### Problem description
Copy out the rows below word for word, beginning with the line that contains "what elements are" and continuing through the line that contains "Text: O: O — [209, 67, 219, 80]", with both of those lines included. Leave the pictures out of your answer.

### Data provided
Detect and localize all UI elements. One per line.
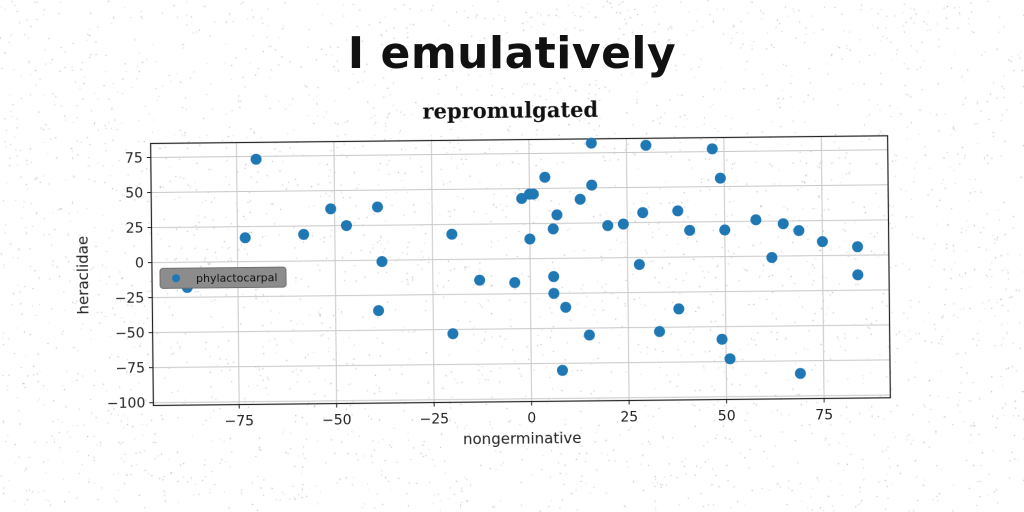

...

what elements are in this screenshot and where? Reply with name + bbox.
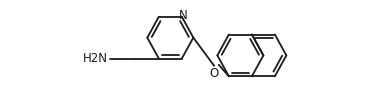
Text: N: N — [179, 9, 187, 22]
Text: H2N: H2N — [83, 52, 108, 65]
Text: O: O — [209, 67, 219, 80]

### Worked solution
what elements are in this screenshot and where? Reply with name + bbox.
Text: N: N — [179, 9, 187, 22]
Text: H2N: H2N — [83, 52, 108, 65]
Text: O: O — [209, 67, 219, 80]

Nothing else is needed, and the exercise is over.